Work instructions. Repeat the records word for word, excluding any picture.

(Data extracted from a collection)
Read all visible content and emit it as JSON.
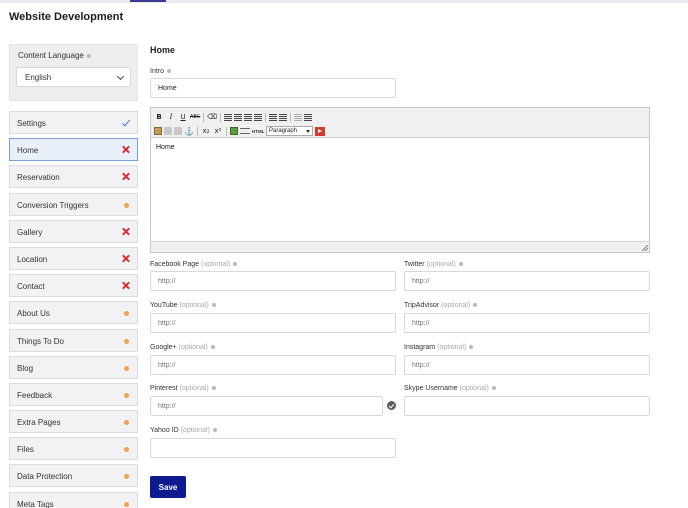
{
  "header": {
    "title": "Website Development"
  },
  "language": {
    "label": "Content Language",
    "selected": "English"
  },
  "sidebar": {
    "items": [
      {
        "label": "Settings",
        "status": "check"
      },
      {
        "label": "Home",
        "status": "cross",
        "active": true
      },
      {
        "label": "Reservation",
        "status": "cross"
      },
      {
        "label": "Conversion Triggers",
        "status": "orange"
      },
      {
        "label": "Gallery",
        "status": "cross"
      },
      {
        "label": "Location",
        "status": "cross"
      },
      {
        "label": "Contact",
        "status": "cross"
      },
      {
        "label": "About Us",
        "status": "orange"
      },
      {
        "label": "Things To Do",
        "status": "orange"
      },
      {
        "label": "Blog",
        "status": "orange"
      },
      {
        "label": "Feedback",
        "status": "orange"
      },
      {
        "label": "Extra Pages",
        "status": "orange"
      },
      {
        "label": "Files",
        "status": "orange"
      },
      {
        "label": "Data Protection",
        "status": "orange"
      },
      {
        "label": "Meta Tags",
        "status": "orange"
      }
    ]
  },
  "main": {
    "section_title": "Home",
    "intro": {
      "label": "Intro",
      "value": "Home"
    },
    "editor": {
      "content": "Home",
      "format_select": "Paragraph",
      "toolbar": {
        "bold": "B",
        "italic": "I",
        "underline": "U",
        "strike": "ABC",
        "html": "HTML",
        "subscript": "x₂",
        "superscript": "x²"
      }
    },
    "optional_text": "(optional)",
    "placeholder": "http://",
    "fields": {
      "facebook": {
        "label": "Facebook Page"
      },
      "twitter": {
        "label": "Twitter"
      },
      "youtube": {
        "label": "YouTube"
      },
      "tripadvisor": {
        "label": "TripAdvisor"
      },
      "googleplus": {
        "label": "Google+"
      },
      "instagram": {
        "label": "Instagram"
      },
      "pinterest": {
        "label": "Pinterest"
      },
      "skype": {
        "label": "Skype Username"
      },
      "yahoo": {
        "label": "Yahoo ID"
      }
    },
    "save_label": "Save"
  },
  "colors": {
    "accent": "#0e1a8f",
    "error": "#d22b3a",
    "warning": "#f0a04b",
    "ok": "#4a7cc9"
  },
  "icons": [
    "chevron-down-icon",
    "check-icon",
    "cross-icon",
    "warning-dot-icon",
    "info-icon",
    "verify-check-icon"
  ]
}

Response to this exercise.
Read all visible content and emit it as JSON.
{
  "header": {
    "title": "Website Development"
  },
  "language": {
    "label": "Content Language",
    "selected": "English"
  },
  "sidebar": {
    "items": [
      {
        "label": "Settings",
        "status": "check"
      },
      {
        "label": "Home",
        "status": "cross",
        "active": true
      },
      {
        "label": "Reservation",
        "status": "cross"
      },
      {
        "label": "Conversion Triggers",
        "status": "orange"
      },
      {
        "label": "Gallery",
        "status": "cross"
      },
      {
        "label": "Location",
        "status": "cross"
      },
      {
        "label": "Contact",
        "status": "cross"
      },
      {
        "label": "About Us",
        "status": "orange"
      },
      {
        "label": "Things To Do",
        "status": "orange"
      },
      {
        "label": "Blog",
        "status": "orange"
      },
      {
        "label": "Feedback",
        "status": "orange"
      },
      {
        "label": "Extra Pages",
        "status": "orange"
      },
      {
        "label": "Files",
        "status": "orange"
      },
      {
        "label": "Data Protection",
        "status": "orange"
      },
      {
        "label": "Meta Tags",
        "status": "orange"
      }
    ]
  },
  "main": {
    "section_title": "Home",
    "intro": {
      "label": "Intro",
      "value": "Home"
    },
    "editor": {
      "content": "Home",
      "format_select": "Paragraph",
      "toolbar": {
        "bold": "B",
        "italic": "I",
        "underline": "U",
        "strike": "ABC",
        "html": "HTML",
        "subscript": "x₂",
        "superscript": "x²"
      }
    },
    "optional_text": "(optional)",
    "placeholder": "http://",
    "fields": {
      "facebook": {
        "label": "Facebook Page"
      },
      "twitter": {
        "label": "Twitter"
      },
      "youtube": {
        "label": "YouTube"
      },
      "tripadvisor": {
        "label": "TripAdvisor"
      },
      "googleplus": {
        "label": "Google+"
      },
      "instagram": {
        "label": "Instagram"
      },
      "pinterest": {
        "label": "Pinterest"
      },
      "skype": {
        "label": "Skype Username"
      },
      "yahoo": {
        "label": "Yahoo ID"
      }
    },
    "save_label": "Save"
  },
  "colors": {
    "accent": "#0e1a8f",
    "error": "#d22b3a",
    "warning": "#f0a04b",
    "ok": "#4a7cc9"
  },
  "icons": [
    "chevron-down-icon",
    "check-icon",
    "cross-icon",
    "warning-dot-icon",
    "info-icon",
    "verify-check-icon"
  ]
}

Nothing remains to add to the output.